Your task:
Set down the records once more, please, exactly and with the pictures left out.

Supplied records:
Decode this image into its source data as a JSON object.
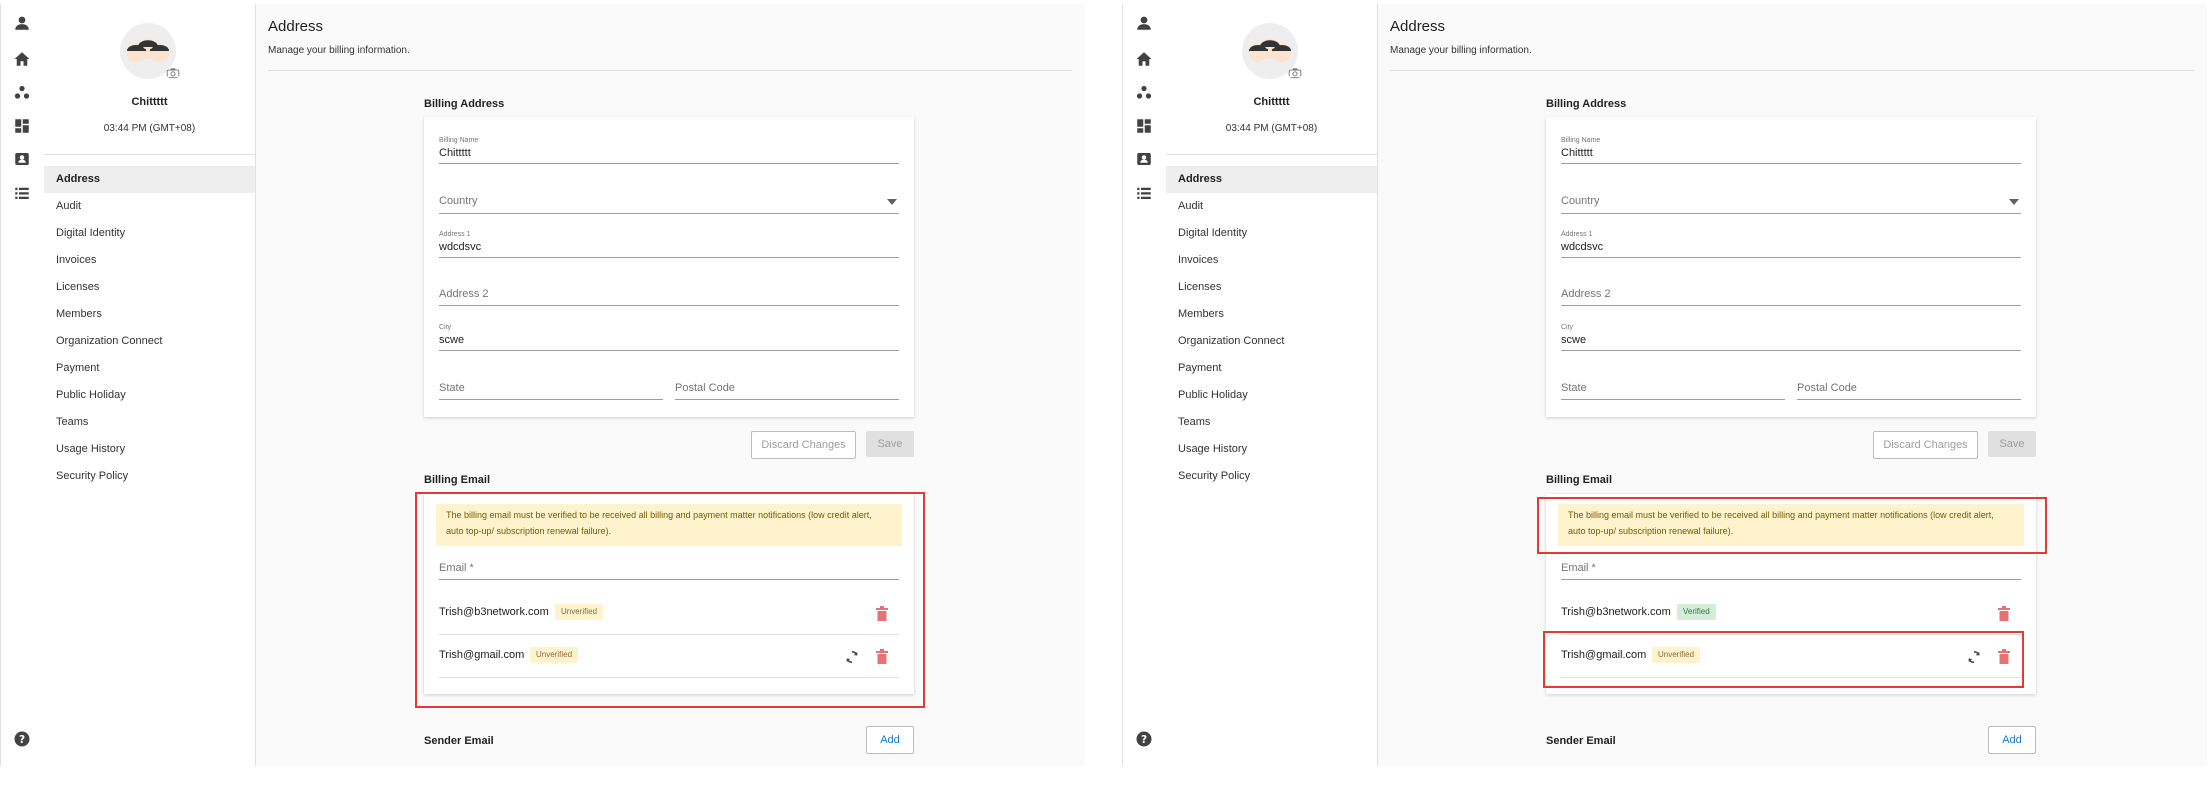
{
  "user": {
    "name": "Chittttt",
    "time": "03:44 PM (GMT+08)"
  },
  "nav": [
    "Address",
    "Audit",
    "Digital Identity",
    "Invoices",
    "Licenses",
    "Members",
    "Organization Connect",
    "Payment",
    "Public Holiday",
    "Teams",
    "Usage History",
    "Security Policy"
  ],
  "page": {
    "title": "Address",
    "subtitle": "Manage your billing information."
  },
  "billing_address": {
    "heading": "Billing Address",
    "name_label": "Billing Name",
    "name_value": "Chittttt",
    "country_placeholder": "Country",
    "address1_label": "Address 1",
    "address1_value": "wdcdsvc",
    "address2_placeholder": "Address 2",
    "city_label": "City",
    "city_value": "scwe",
    "state_placeholder": "State",
    "postal_placeholder": "Postal Code",
    "discard_label": "Discard Changes",
    "save_label": "Save"
  },
  "billing_email": {
    "heading": "Billing Email",
    "warning_line1": "The billing email must be verified to be received all billing and payment matter notifications (low credit alert,",
    "warning_line2": "auto top-up/ subscription renewal failure).",
    "email_placeholder": "Email *"
  },
  "panels": [
    {
      "emails": [
        {
          "address": "Trish@b3network.com",
          "status": "Unverified"
        },
        {
          "address": "Trish@gmail.com",
          "status": "Unverified"
        }
      ]
    },
    {
      "emails": [
        {
          "address": "Trish@b3network.com",
          "status": "Verified"
        },
        {
          "address": "Trish@gmail.com",
          "status": "Unverified"
        }
      ]
    }
  ],
  "sender_email": {
    "heading": "Sender Email",
    "add_label": "Add"
  },
  "colors": {
    "accent": "#1976d2",
    "highlight": "#e53935",
    "unverified_bg": "#fff3cd",
    "verified_bg": "#d4edda",
    "trash": "#e57373"
  }
}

Task result:
Decode this image into its source data as a JSON object.
{
  "user": {
    "name": "Chittttt",
    "time": "03:44 PM (GMT+08)"
  },
  "nav": [
    "Address",
    "Audit",
    "Digital Identity",
    "Invoices",
    "Licenses",
    "Members",
    "Organization Connect",
    "Payment",
    "Public Holiday",
    "Teams",
    "Usage History",
    "Security Policy"
  ],
  "page": {
    "title": "Address",
    "subtitle": "Manage your billing information."
  },
  "billing_address": {
    "heading": "Billing Address",
    "name_label": "Billing Name",
    "name_value": "Chittttt",
    "country_placeholder": "Country",
    "address1_label": "Address 1",
    "address1_value": "wdcdsvc",
    "address2_placeholder": "Address 2",
    "city_label": "City",
    "city_value": "scwe",
    "state_placeholder": "State",
    "postal_placeholder": "Postal Code",
    "discard_label": "Discard Changes",
    "save_label": "Save"
  },
  "billing_email": {
    "heading": "Billing Email",
    "warning_line1": "The billing email must be verified to be received all billing and payment matter notifications (low credit alert,",
    "warning_line2": "auto top-up/ subscription renewal failure).",
    "email_placeholder": "Email *"
  },
  "panels": [
    {
      "emails": [
        {
          "address": "Trish@b3network.com",
          "status": "Unverified"
        },
        {
          "address": "Trish@gmail.com",
          "status": "Unverified"
        }
      ]
    },
    {
      "emails": [
        {
          "address": "Trish@b3network.com",
          "status": "Verified"
        },
        {
          "address": "Trish@gmail.com",
          "status": "Unverified"
        }
      ]
    }
  ],
  "sender_email": {
    "heading": "Sender Email",
    "add_label": "Add"
  },
  "colors": {
    "accent": "#1976d2",
    "highlight": "#e53935",
    "unverified_bg": "#fff3cd",
    "verified_bg": "#d4edda",
    "trash": "#e57373"
  }
}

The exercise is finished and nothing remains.